- [YOUR TASK] Copy each line of the records that contains the word "page".

:: RECORDS FOR THIS TASK ::

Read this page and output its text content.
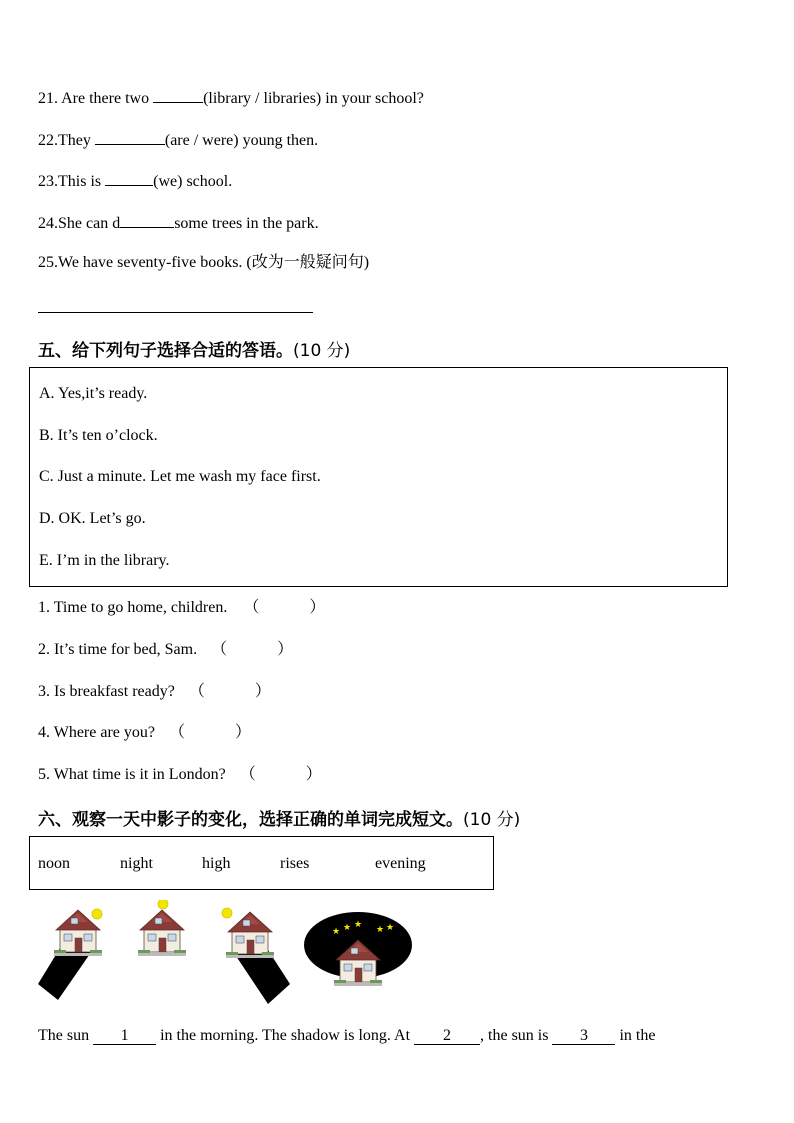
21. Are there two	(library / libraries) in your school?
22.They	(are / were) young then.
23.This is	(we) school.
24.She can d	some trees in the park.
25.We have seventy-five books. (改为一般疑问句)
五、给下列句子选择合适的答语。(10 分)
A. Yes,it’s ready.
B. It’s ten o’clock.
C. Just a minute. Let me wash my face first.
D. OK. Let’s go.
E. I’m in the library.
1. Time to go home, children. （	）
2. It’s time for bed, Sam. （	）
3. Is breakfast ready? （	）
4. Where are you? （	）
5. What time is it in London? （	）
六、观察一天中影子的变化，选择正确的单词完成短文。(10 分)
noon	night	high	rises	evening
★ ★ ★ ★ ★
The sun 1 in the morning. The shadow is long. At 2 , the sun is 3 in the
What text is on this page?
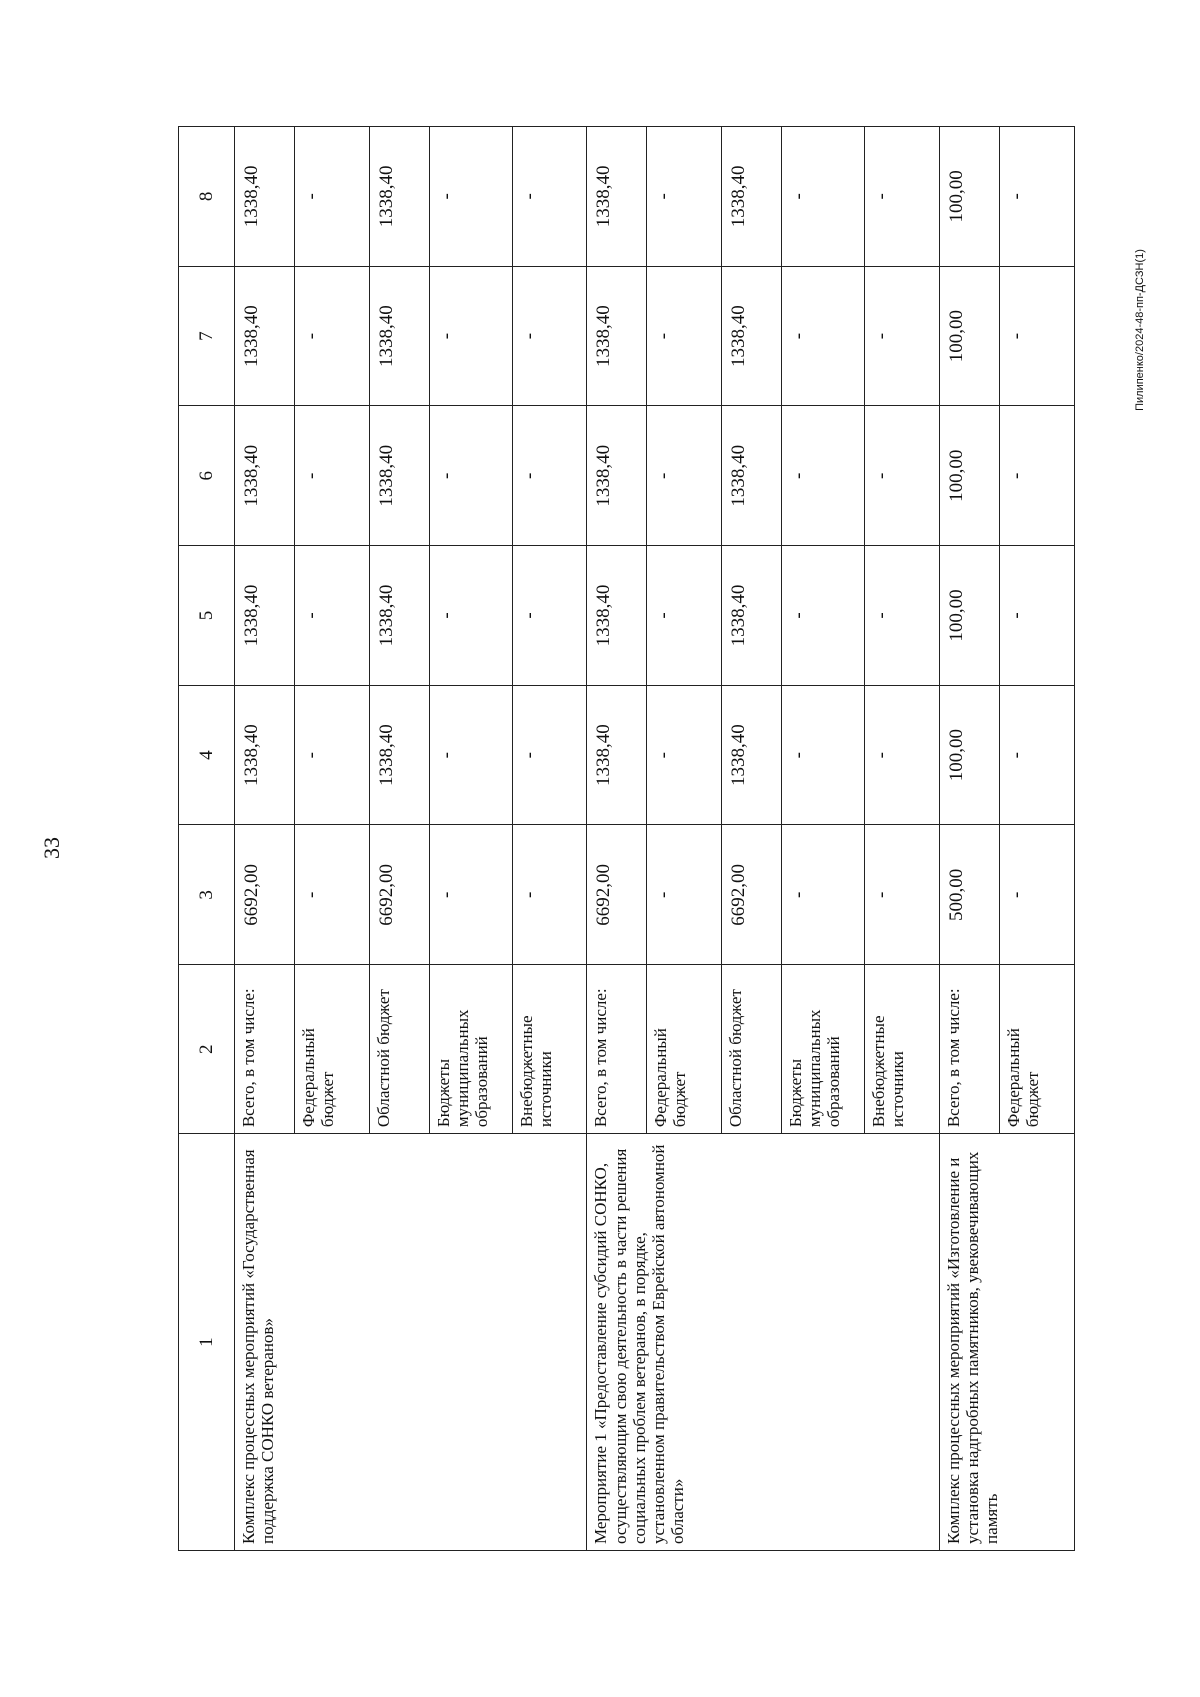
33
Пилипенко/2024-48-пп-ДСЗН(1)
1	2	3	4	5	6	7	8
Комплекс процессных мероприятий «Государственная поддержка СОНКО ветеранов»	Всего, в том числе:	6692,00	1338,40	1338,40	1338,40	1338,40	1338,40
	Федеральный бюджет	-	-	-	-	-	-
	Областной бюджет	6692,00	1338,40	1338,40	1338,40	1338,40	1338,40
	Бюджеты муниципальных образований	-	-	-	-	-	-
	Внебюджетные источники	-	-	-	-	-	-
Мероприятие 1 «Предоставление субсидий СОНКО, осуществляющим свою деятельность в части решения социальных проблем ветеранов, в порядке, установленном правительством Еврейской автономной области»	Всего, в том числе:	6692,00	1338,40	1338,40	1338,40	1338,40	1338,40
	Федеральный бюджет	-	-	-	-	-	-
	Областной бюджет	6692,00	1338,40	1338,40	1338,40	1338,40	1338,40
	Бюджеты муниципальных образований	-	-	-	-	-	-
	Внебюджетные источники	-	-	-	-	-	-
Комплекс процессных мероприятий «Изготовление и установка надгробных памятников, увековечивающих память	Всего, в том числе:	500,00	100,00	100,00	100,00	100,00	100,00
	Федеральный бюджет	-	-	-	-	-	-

:::

- [IN RESPONSE]
Read this page and output its text content.
What text is on this page?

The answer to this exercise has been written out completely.